(Stored records)
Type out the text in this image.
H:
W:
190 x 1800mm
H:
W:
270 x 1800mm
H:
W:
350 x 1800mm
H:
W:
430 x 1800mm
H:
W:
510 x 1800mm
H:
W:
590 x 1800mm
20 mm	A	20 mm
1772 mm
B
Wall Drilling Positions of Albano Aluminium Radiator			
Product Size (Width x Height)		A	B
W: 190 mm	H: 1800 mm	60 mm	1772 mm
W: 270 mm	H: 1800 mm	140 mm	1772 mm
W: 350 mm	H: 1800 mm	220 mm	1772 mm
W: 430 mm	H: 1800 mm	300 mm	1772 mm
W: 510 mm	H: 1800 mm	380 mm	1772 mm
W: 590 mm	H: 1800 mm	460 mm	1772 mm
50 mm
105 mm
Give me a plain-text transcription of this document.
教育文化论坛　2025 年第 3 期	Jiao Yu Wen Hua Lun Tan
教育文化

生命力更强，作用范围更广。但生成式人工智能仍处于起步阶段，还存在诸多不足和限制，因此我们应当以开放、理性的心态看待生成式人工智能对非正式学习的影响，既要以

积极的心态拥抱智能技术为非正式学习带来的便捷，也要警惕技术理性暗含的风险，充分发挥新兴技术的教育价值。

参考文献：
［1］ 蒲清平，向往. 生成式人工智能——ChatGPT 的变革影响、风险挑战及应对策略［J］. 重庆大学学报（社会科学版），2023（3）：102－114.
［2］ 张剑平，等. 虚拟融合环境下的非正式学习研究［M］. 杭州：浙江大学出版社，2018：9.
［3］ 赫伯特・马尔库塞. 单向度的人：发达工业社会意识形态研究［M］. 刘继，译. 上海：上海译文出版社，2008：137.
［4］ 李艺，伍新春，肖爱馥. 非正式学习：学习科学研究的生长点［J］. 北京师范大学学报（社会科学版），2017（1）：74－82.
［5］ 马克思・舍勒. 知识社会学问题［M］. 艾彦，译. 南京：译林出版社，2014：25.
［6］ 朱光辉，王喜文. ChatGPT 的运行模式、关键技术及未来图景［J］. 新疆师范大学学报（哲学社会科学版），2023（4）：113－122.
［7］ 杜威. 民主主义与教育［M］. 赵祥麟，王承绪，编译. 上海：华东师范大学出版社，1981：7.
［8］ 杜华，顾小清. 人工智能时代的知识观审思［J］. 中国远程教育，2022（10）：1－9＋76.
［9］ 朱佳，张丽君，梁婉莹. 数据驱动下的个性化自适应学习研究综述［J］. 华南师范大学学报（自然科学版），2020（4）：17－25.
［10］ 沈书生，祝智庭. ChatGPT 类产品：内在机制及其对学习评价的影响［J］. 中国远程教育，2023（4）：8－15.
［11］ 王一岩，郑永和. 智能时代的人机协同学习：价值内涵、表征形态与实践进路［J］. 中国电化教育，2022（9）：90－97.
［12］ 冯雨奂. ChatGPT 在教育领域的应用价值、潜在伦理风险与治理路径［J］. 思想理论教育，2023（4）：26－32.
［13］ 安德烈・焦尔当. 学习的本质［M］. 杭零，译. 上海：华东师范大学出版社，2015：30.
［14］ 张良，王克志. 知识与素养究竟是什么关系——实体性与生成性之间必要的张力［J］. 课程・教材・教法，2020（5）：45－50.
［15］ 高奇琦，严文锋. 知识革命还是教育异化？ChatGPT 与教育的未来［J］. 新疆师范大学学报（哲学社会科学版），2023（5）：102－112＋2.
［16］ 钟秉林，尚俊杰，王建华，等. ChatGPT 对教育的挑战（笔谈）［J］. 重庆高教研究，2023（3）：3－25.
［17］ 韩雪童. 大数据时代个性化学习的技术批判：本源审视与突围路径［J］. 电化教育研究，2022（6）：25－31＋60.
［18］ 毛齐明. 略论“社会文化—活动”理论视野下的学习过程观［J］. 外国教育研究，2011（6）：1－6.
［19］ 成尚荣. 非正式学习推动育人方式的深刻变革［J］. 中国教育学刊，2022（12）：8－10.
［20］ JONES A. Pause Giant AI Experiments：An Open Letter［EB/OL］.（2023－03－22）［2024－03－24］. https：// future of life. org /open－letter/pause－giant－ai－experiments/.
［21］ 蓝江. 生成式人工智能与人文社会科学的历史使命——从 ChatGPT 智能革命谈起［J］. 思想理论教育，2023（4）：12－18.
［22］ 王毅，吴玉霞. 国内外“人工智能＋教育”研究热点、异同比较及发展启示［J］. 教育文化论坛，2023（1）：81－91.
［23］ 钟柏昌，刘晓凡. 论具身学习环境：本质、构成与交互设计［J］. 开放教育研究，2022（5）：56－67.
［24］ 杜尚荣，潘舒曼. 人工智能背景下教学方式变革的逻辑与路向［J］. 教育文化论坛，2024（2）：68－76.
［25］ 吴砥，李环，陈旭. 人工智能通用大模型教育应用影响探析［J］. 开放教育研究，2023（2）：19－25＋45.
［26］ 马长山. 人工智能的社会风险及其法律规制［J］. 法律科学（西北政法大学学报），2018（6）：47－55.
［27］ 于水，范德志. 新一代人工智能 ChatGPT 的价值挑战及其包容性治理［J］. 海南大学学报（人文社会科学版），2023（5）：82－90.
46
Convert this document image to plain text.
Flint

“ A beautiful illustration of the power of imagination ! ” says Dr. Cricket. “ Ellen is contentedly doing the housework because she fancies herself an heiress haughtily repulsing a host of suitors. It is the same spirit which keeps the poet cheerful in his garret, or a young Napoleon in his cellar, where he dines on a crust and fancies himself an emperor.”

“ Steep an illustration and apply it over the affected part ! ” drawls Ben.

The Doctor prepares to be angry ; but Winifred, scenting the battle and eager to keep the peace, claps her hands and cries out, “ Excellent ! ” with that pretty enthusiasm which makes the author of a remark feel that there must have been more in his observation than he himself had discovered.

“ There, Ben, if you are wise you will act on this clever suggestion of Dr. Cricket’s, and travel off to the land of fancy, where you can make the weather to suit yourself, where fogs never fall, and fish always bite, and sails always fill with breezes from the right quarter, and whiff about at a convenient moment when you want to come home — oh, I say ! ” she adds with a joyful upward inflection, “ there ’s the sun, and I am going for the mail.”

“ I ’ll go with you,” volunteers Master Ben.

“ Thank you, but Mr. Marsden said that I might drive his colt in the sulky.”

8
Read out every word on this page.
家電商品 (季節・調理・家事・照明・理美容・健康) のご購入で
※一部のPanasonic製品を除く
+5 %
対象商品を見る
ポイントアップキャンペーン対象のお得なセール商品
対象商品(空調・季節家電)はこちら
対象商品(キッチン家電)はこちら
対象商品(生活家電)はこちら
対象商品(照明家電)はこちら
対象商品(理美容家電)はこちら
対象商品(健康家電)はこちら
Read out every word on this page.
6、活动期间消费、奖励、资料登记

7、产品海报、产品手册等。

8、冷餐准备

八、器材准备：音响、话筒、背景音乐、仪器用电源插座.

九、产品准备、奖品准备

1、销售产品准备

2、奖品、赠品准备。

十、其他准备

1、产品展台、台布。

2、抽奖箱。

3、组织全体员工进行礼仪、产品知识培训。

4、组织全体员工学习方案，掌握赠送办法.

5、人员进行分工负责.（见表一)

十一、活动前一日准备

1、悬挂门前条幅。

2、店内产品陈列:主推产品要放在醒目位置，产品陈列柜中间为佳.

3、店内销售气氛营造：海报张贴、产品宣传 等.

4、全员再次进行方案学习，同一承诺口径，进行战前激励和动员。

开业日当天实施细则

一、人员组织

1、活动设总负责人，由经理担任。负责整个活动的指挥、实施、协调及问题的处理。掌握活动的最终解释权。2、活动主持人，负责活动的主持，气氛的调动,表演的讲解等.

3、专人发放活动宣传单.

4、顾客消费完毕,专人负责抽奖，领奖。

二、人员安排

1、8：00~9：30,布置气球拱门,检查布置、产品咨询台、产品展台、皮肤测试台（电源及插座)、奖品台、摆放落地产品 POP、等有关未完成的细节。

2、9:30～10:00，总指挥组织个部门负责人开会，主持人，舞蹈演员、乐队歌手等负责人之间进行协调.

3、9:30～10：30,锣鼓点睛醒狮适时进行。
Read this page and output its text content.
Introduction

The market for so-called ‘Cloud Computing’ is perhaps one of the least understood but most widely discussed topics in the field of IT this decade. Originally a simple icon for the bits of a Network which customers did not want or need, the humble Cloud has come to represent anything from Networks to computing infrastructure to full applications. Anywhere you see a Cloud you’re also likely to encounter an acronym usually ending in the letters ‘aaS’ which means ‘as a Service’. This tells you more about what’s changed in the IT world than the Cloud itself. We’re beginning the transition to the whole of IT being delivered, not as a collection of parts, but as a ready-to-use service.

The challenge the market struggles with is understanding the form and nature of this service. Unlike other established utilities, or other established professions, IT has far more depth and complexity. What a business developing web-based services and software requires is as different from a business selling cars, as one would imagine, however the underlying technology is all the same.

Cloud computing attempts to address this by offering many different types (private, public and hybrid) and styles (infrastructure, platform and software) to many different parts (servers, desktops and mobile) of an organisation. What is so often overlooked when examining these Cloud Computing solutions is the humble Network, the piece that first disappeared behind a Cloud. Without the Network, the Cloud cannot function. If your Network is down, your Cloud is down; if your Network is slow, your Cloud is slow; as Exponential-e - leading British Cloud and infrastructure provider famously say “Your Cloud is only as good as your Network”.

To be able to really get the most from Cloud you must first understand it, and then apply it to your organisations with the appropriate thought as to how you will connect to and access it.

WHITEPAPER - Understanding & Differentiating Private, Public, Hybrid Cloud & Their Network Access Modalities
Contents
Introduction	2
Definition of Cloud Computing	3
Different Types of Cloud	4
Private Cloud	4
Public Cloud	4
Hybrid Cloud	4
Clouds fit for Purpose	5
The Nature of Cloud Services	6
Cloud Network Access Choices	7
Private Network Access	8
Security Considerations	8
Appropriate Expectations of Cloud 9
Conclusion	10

» Goal
Take each line containing the string "image" and copy it out.

» Written answer
Type out the text in this image.
Convert this document image to plain text.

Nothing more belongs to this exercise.